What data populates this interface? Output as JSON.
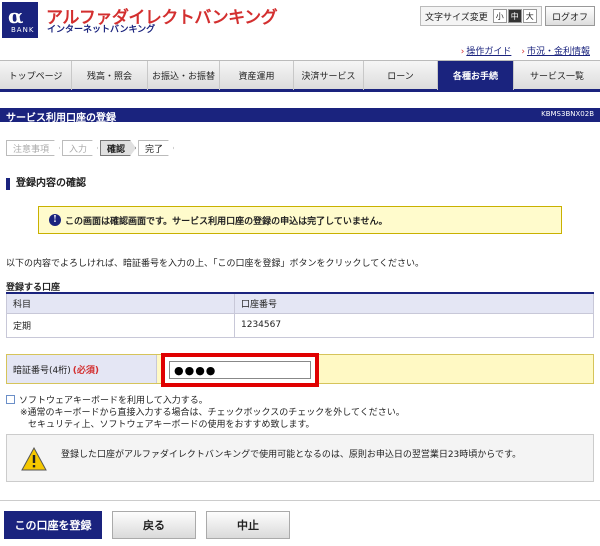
{
  "header": {
    "logo_alpha": "α",
    "logo_bank": "BANK",
    "brand_title": "アルファダイレクトバンキング",
    "brand_sub": "インターネットバンキング",
    "font_size_label": "文字サイズ変更",
    "font_sizes": [
      "小",
      "中",
      "大"
    ],
    "font_size_selected": "中",
    "logoff_label": "ログオフ"
  },
  "sublinks": [
    "操作ガイド",
    "市況・金利情報"
  ],
  "nav": {
    "items": [
      "トップページ",
      "残高・照会",
      "お振込・お振替",
      "資産運用",
      "決済サービス",
      "ローン",
      "各種お手続",
      "サービス一覧"
    ],
    "active": "各種お手続"
  },
  "page": {
    "title": "サービス利用口座の登録",
    "code": "KBMS3BNX02B"
  },
  "steps": [
    "注意事項",
    "入力",
    "確認",
    "完了"
  ],
  "current_step": "確認",
  "section_title": "登録内容の確認",
  "notice": "この画面は確認画面です。サービス利用口座の登録の申込は完了していません。",
  "instruction": "以下の内容でよろしければ、暗証番号を入力の上、「この口座を登録」ボタンをクリックしてください。",
  "account": {
    "title": "登録する口座",
    "headers": [
      "科目",
      "口座番号"
    ],
    "rows": [
      [
        "定期",
        "1234567"
      ]
    ]
  },
  "pin": {
    "label": "暗証番号(4桁)",
    "required": "(必須)",
    "value": "●●●●"
  },
  "keyboard": {
    "label": "ソフトウェアキーボードを利用して入力する。",
    "note1": "※通常のキーボードから直接入力する場合は、チェックボックスのチェックを外してください。",
    "note2": "セキュリティ上、ソフトウェアキーボードの使用をおすすめ致します。"
  },
  "warning": "登録した口座がアルファダイレクトバンキングで使用可能となるのは、原則お申込日の翌営業日23時頃からです。",
  "buttons": {
    "register": "この口座を登録",
    "back": "戻る",
    "cancel": "中止"
  },
  "colors": {
    "brand_navy": "#1a237e",
    "brand_red": "#d32f2f",
    "notice_bg": "#fffbcc",
    "highlight_red": "#e00000"
  }
}
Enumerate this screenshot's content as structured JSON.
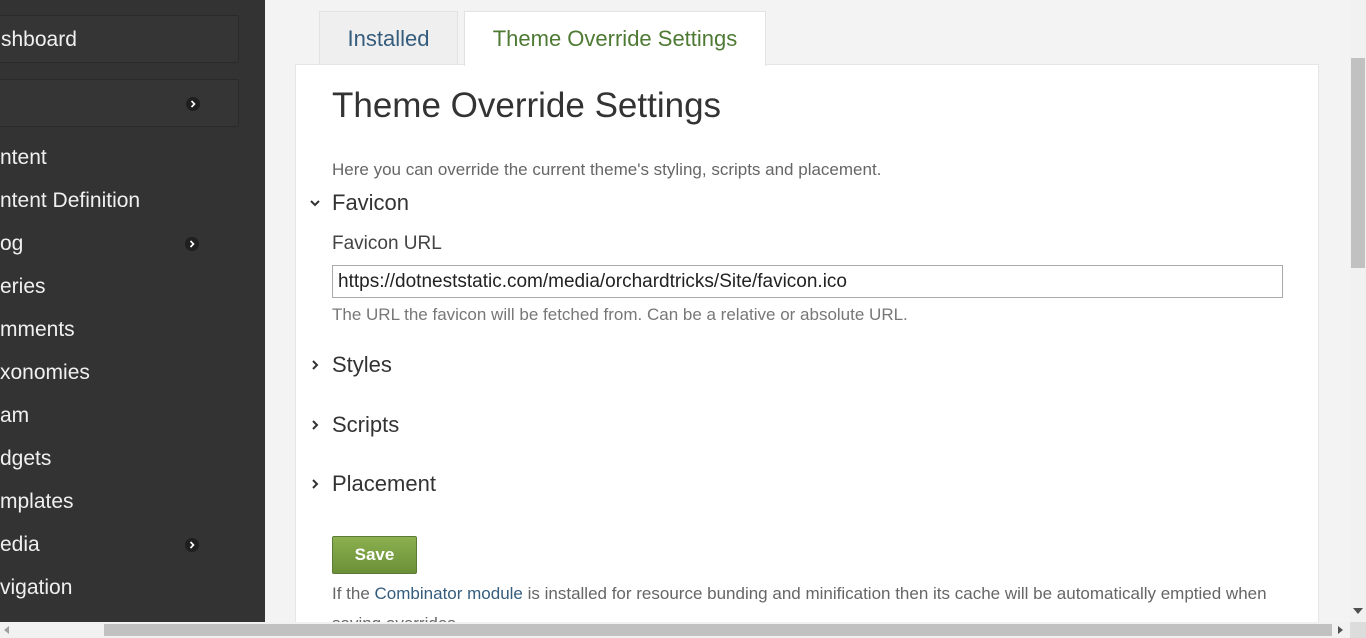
{
  "sidebar": {
    "dashboard_label": "shboard",
    "items": [
      {
        "label": "ntent"
      },
      {
        "label": "ntent Definition"
      },
      {
        "label": "og"
      },
      {
        "label": "eries"
      },
      {
        "label": "mments"
      },
      {
        "label": "xonomies"
      },
      {
        "label": "am"
      },
      {
        "label": "dgets"
      },
      {
        "label": "mplates"
      },
      {
        "label": "edia"
      },
      {
        "label": "vigation"
      }
    ]
  },
  "tabs": [
    {
      "label": "Installed"
    },
    {
      "label": "Theme Override Settings",
      "active": true
    }
  ],
  "page": {
    "title": "Theme Override Settings",
    "intro": "Here you can override the current theme's styling, scripts and placement."
  },
  "sections": {
    "favicon": {
      "title": "Favicon",
      "expanded": true
    },
    "styles": {
      "title": "Styles",
      "expanded": false
    },
    "scripts": {
      "title": "Scripts",
      "expanded": false
    },
    "placement": {
      "title": "Placement",
      "expanded": false
    }
  },
  "favicon_field": {
    "label": "Favicon URL",
    "value": "https://dotneststatic.com/media/orchardtricks/Site/favicon.ico",
    "hint": "The URL the favicon will be fetched from. Can be a relative or absolute URL."
  },
  "save_label": "Save",
  "note": {
    "before": "If the ",
    "link": "Combinator module",
    "after": " is installed for resource bunding and minification then its cache will be automatically emptied when saving overrides."
  },
  "colors": {
    "sidebar_bg": "#333333",
    "active_tab_text": "#4e7a34",
    "link": "#355c7d",
    "save_button": "#7aa045"
  }
}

----

WHAT TO WORK ON :: Without the pictures, repeat the listing above exactly.

REPLY TO THE TASK ::
What data populates this interface? Output as JSON.
{
  "header": {
    "logo_alpha": "α",
    "logo_bank": "BANK",
    "brand_title": "アルファダイレクトバンキング",
    "brand_sub": "インターネットバンキング",
    "font_size_label": "文字サイズ変更",
    "font_sizes": [
      "小",
      "中",
      "大"
    ],
    "font_size_selected": "中",
    "logoff_label": "ログオフ"
  },
  "sublinks": [
    "操作ガイド",
    "市況・金利情報"
  ],
  "nav": {
    "items": [
      "トップページ",
      "残高・照会",
      "お振込・お振替",
      "資産運用",
      "決済サービス",
      "ローン",
      "各種お手続",
      "サービス一覧"
    ],
    "active": "各種お手続"
  },
  "page": {
    "title": "サービス利用口座の登録",
    "code": "KBMS3BNX02B"
  },
  "steps": [
    "注意事項",
    "入力",
    "確認",
    "完了"
  ],
  "current_step": "確認",
  "section_title": "登録内容の確認",
  "notice": "この画面は確認画面です。サービス利用口座の登録の申込は完了していません。",
  "instruction": "以下の内容でよろしければ、暗証番号を入力の上、「この口座を登録」ボタンをクリックしてください。",
  "account": {
    "title": "登録する口座",
    "headers": [
      "科目",
      "口座番号"
    ],
    "rows": [
      [
        "定期",
        "1234567"
      ]
    ]
  },
  "pin": {
    "label": "暗証番号(4桁)",
    "required": "(必須)",
    "value": "●●●●"
  },
  "keyboard": {
    "label": "ソフトウェアキーボードを利用して入力する。",
    "note1": "※通常のキーボードから直接入力する場合は、チェックボックスのチェックを外してください。",
    "note2": "セキュリティ上、ソフトウェアキーボードの使用をおすすめ致します。"
  },
  "warning": "登録した口座がアルファダイレクトバンキングで使用可能となるのは、原則お申込日の翌営業日23時頃からです。",
  "buttons": {
    "register": "この口座を登録",
    "back": "戻る",
    "cancel": "中止"
  },
  "colors": {
    "brand_navy": "#1a237e",
    "brand_red": "#d32f2f",
    "notice_bg": "#fffbcc",
    "highlight_red": "#e00000"
  }
}
Enumerate this screenshot's content as structured JSON.
{
  "sidebar": {
    "dashboard_label": "shboard",
    "items": [
      {
        "label": "ntent"
      },
      {
        "label": "ntent Definition"
      },
      {
        "label": "og"
      },
      {
        "label": "eries"
      },
      {
        "label": "mments"
      },
      {
        "label": "xonomies"
      },
      {
        "label": "am"
      },
      {
        "label": "dgets"
      },
      {
        "label": "mplates"
      },
      {
        "label": "edia"
      },
      {
        "label": "vigation"
      }
    ]
  },
  "tabs": [
    {
      "label": "Installed"
    },
    {
      "label": "Theme Override Settings",
      "active": true
    }
  ],
  "page": {
    "title": "Theme Override Settings",
    "intro": "Here you can override the current theme's styling, scripts and placement."
  },
  "sections": {
    "favicon": {
      "title": "Favicon",
      "expanded": true
    },
    "styles": {
      "title": "Styles",
      "expanded": false
    },
    "scripts": {
      "title": "Scripts",
      "expanded": false
    },
    "placement": {
      "title": "Placement",
      "expanded": false
    }
  },
  "favicon_field": {
    "label": "Favicon URL",
    "value": "https://dotneststatic.com/media/orchardtricks/Site/favicon.ico",
    "hint": "The URL the favicon will be fetched from. Can be a relative or absolute URL."
  },
  "save_label": "Save",
  "note": {
    "before": "If the ",
    "link": "Combinator module",
    "after": " is installed for resource bunding and minification then its cache will be automatically emptied when saving overrides."
  },
  "colors": {
    "sidebar_bg": "#333333",
    "active_tab_text": "#4e7a34",
    "link": "#355c7d",
    "save_button": "#7aa045"
  }
}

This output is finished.